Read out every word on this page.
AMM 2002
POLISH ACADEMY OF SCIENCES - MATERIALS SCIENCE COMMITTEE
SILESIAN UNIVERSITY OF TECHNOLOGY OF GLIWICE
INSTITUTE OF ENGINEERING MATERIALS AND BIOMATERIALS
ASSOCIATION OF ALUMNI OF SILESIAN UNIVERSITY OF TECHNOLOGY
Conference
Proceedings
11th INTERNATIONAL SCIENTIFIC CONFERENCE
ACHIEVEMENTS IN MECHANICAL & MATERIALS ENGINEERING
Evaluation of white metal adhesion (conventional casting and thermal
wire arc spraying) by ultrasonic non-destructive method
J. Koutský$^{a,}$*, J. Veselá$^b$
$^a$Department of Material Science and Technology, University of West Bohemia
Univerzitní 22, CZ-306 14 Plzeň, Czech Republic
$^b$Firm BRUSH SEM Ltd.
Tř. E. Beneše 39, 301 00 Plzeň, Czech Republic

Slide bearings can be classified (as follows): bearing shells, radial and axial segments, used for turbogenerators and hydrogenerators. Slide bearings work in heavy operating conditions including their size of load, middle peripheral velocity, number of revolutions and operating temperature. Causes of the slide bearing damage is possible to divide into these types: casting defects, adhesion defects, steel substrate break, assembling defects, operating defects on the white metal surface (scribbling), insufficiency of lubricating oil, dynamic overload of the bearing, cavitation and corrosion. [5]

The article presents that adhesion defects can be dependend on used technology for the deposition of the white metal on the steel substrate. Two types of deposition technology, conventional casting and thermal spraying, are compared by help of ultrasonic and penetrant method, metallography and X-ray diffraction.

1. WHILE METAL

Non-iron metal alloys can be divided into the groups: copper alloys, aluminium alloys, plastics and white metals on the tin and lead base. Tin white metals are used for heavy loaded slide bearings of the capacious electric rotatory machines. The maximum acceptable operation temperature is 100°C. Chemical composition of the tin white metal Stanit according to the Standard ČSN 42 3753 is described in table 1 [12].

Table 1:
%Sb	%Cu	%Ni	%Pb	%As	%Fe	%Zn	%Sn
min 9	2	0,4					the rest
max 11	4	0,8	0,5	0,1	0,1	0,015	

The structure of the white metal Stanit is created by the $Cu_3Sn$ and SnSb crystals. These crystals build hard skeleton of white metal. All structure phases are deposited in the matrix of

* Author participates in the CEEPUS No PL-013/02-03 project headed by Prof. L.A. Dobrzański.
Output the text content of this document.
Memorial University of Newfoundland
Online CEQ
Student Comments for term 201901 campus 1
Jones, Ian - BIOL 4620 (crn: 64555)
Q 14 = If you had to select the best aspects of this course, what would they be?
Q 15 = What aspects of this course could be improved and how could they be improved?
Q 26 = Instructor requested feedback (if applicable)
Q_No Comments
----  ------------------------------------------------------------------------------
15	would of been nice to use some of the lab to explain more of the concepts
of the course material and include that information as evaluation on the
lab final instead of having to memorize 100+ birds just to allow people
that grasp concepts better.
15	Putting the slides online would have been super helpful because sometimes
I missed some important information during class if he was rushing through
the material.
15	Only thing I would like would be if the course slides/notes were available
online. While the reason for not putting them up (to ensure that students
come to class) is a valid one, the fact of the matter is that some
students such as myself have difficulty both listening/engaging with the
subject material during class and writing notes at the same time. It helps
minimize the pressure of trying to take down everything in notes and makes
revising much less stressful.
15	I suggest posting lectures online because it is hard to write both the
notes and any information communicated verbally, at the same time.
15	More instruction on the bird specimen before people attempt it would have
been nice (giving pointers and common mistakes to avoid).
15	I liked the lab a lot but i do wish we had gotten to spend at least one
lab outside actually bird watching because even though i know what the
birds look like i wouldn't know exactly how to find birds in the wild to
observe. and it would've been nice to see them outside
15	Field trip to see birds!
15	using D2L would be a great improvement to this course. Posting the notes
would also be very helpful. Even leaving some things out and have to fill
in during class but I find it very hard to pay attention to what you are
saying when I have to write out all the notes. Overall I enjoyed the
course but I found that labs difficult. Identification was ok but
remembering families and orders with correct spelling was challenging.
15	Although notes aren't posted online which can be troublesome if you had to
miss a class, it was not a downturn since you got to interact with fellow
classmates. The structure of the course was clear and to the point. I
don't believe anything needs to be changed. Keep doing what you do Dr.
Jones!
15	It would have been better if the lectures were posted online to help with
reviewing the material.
☆ ☆ ☆ ☆ ☆
> [TASK INSTRUCTIONS]: All of the data needs to be printed once more, exactly.

> [TASK SOLUTION]:
Read out every word on this page.
AMM 2002
POLISH ACADEMY OF SCIENCES - MATERIALS SCIENCE COMMITTEE
SILESIAN UNIVERSITY OF TECHNOLOGY OF GLIWICE
INSTITUTE OF ENGINEERING MATERIALS AND BIOMATERIALS
ASSOCIATION OF ALUMNI OF SILESIAN UNIVERSITY OF TECHNOLOGY
Conference
Proceedings
11th INTERNATIONAL SCIENTIFIC CONFERENCE
ACHIEVEMENTS IN MECHANICAL & MATERIALS ENGINEERING
Evaluation of white metal adhesion (conventional casting and thermal
wire arc spraying) by ultrasonic non-destructive method
J. Koutský$^{a,}$*, J. Veselá$^b$
$^a$Department of Material Science and Technology, University of West Bohemia
Univerzitní 22, CZ-306 14 Plzeň, Czech Republic
$^b$Firm BRUSH SEM Ltd.
Tř. E. Beneše 39, 301 00 Plzeň, Czech Republic

Slide bearings can be classified (as follows): bearing shells, radial and axial segments, used for turbogenerators and hydrogenerators. Slide bearings work in heavy operating conditions including their size of load, middle peripheral velocity, number of revolutions and operating temperature. Causes of the slide bearing damage is possible to divide into these types: casting defects, adhesion defects, steel substrate break, assembling defects, operating defects on the white metal surface (scribbling), insufficiency of lubricating oil, dynamic overload of the bearing, cavitation and corrosion. [5]

The article presents that adhesion defects can be dependend on used technology for the deposition of the white metal on the steel substrate. Two types of deposition technology, conventional casting and thermal spraying, are compared by help of ultrasonic and penetrant method, metallography and X-ray diffraction.

1. WHILE METAL

Non-iron metal alloys can be divided into the groups: copper alloys, aluminium alloys, plastics and white metals on the tin and lead base. Tin white metals are used for heavy loaded slide bearings of the capacious electric rotatory machines. The maximum acceptable operation temperature is 100°C. Chemical composition of the tin white metal Stanit according to the Standard ČSN 42 3753 is described in table 1 [12].

Table 1:
%Sb	%Cu	%Ni	%Pb	%As	%Fe	%Zn	%Sn
min 9	2	0,4					the rest
max 11	4	0,8	0,5	0,1	0,1	0,015	

The structure of the white metal Stanit is created by the $Cu_3Sn$ and SnSb crystals. These crystals build hard skeleton of white metal. All structure phases are deposited in the matrix of

* Author participates in the CEEPUS No PL-013/02-03 project headed by Prof. L.A. Dobrzański.
Output the text content of this document.
Memorial University of Newfoundland
Online CEQ
Student Comments for term 201901 campus 1
Jones, Ian - BIOL 4620 (crn: 64555)
Q 14 = If you had to select the best aspects of this course, what would they be?
Q 15 = What aspects of this course could be improved and how could they be improved?
Q 26 = Instructor requested feedback (if applicable)
Q_No Comments
----  ------------------------------------------------------------------------------
15	would of been nice to use some of the lab to explain more of the concepts
of the course material and include that information as evaluation on the
lab final instead of having to memorize 100+ birds just to allow people
that grasp concepts better.
15	Putting the slides online would have been super helpful because sometimes
I missed some important information during class if he was rushing through
the material.
15	Only thing I would like would be if the course slides/notes were available
online. While the reason for not putting them up (to ensure that students
come to class) is a valid one, the fact of the matter is that some
students such as myself have difficulty both listening/engaging with the
subject material during class and writing notes at the same time. It helps
minimize the pressure of trying to take down everything in notes and makes
revising much less stressful.
15	I suggest posting lectures online because it is hard to write both the
notes and any information communicated verbally, at the same time.
15	More instruction on the bird specimen before people attempt it would have
been nice (giving pointers and common mistakes to avoid).
15	I liked the lab a lot but i do wish we had gotten to spend at least one
lab outside actually bird watching because even though i know what the
birds look like i wouldn't know exactly how to find birds in the wild to
observe. and it would've been nice to see them outside
15	Field trip to see birds!
15	using D2L would be a great improvement to this course. Posting the notes
would also be very helpful. Even leaving some things out and have to fill
in during class but I find it very hard to pay attention to what you are
saying when I have to write out all the notes. Overall I enjoyed the
course but I found that labs difficult. Identification was ok but
remembering families and orders with correct spelling was challenging.
15	Although notes aren't posted online which can be troublesome if you had to
miss a class, it was not a downturn since you got to interact with fellow
classmates. The structure of the course was clear and to the point. I
don't believe anything needs to be changed. Keep doing what you do Dr.
Jones!
15	It would have been better if the lectures were posted online to help with
reviewing the material.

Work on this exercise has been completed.